Passage:

>>>

Divergence of a vector function

[KEØM]

Homework Statement

Let's define the radial vector \vec{v}(r) = \hat{r}/r^{2} where \vec{r} = \vec{OP} (O being the origin of our coordinate system and P being our observation point at point (x, y, z)). Using spherical coordinates, demonstrate that \vec{\nabla<br /> } \cdot\vec{v}(r) = 0 everywhere except at r = 0. At r = 0, demonstrate that \vec{\nabla}\cdot\vec{v}(r) is going to infinity.

I can show the first part but I can't show how it goes to infinity when r = 0.

Homework Equations

\vec{\nabla}\cdot\vec{v} = \frac{1}{r^{2}}\frac{\partial(r^{2} v_{r})}{\partial r} + \frac{1}{r sin\theta}\frac{\partial}{\partial\theta}(sin\theta v_{\theta}) + \frac{1}{r sin\theta}\frac{\partial v_{\phi}}{\partial\phi}

The Attempt at a Solution

For the first part, because \vec{v} is only a function of r the two last terms in the divergence formula will equal zero. The first term becomes

\vec{\nabla}\cdot\vec{v}(r) = \frac{1}{r^{2}}\frac{\partial}{\partial r}(r^{2}\cdot\frac{1}{r^{2}}) = 0

zero as well, satisfying part a.

For part b, if we let r = 0 then \vec{v}(r) becomes infinitely large and I am not sure how to take the divergence of that.

Any help will be appreciated.

Thanks in advance,

KEØM

 

[vela]

Try applying Gauss's theorem where the volume is a sphere of radius R centered at the origin. Then let R go to zero and argue the result only makes sense if div v is infinite at the origin.

<<<

Collected material:
>>>

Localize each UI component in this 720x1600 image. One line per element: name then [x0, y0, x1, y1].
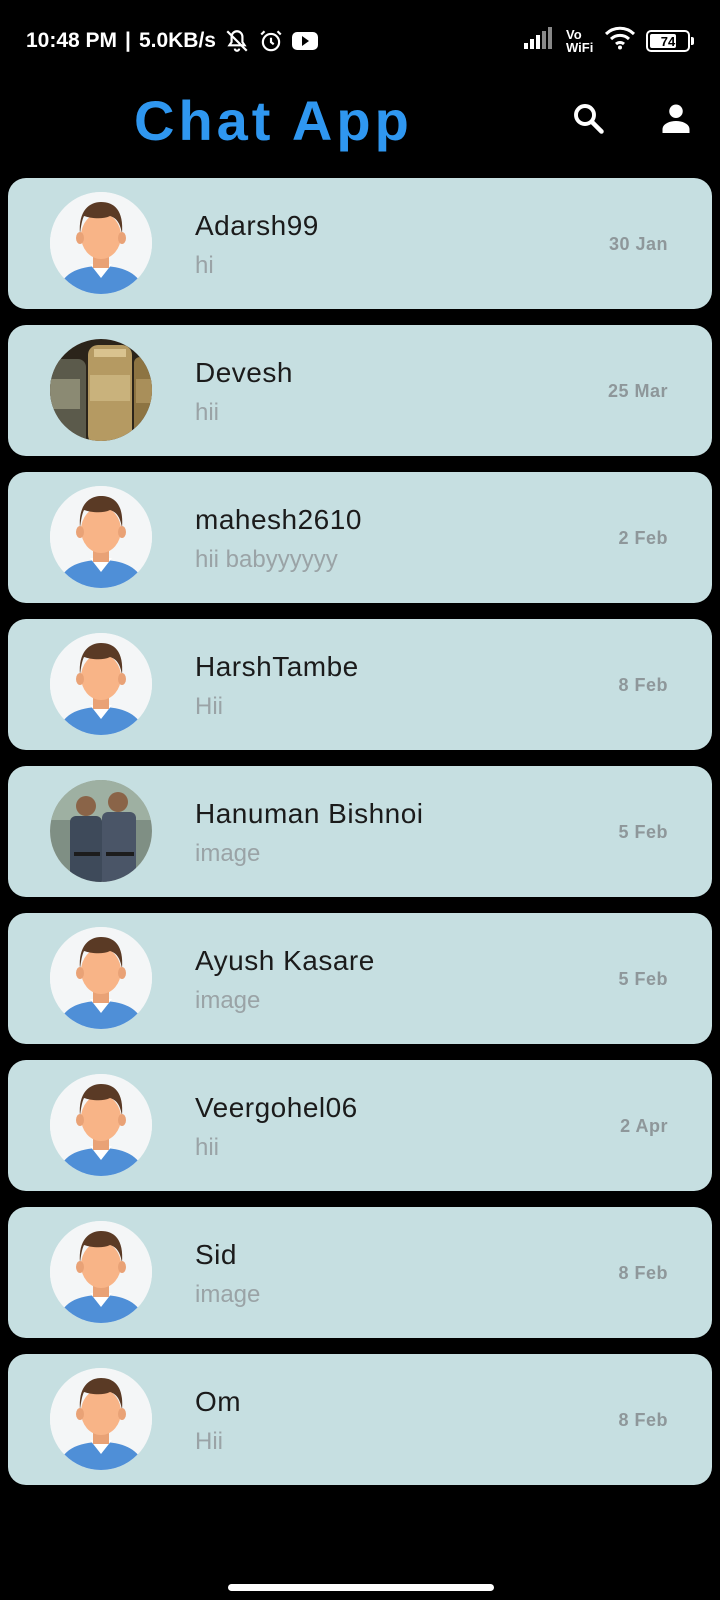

<<<

What needs to be done: The forum thread on divergence says that two of the three terms in the spherical divergence formula vanish. What reason does it give for dropping them? Answer in one to three sentences.

Response for this exercise: The last two terms of the divergence formula equal zero because the vector function is only a function of r. Only the first, radial term is left to compute.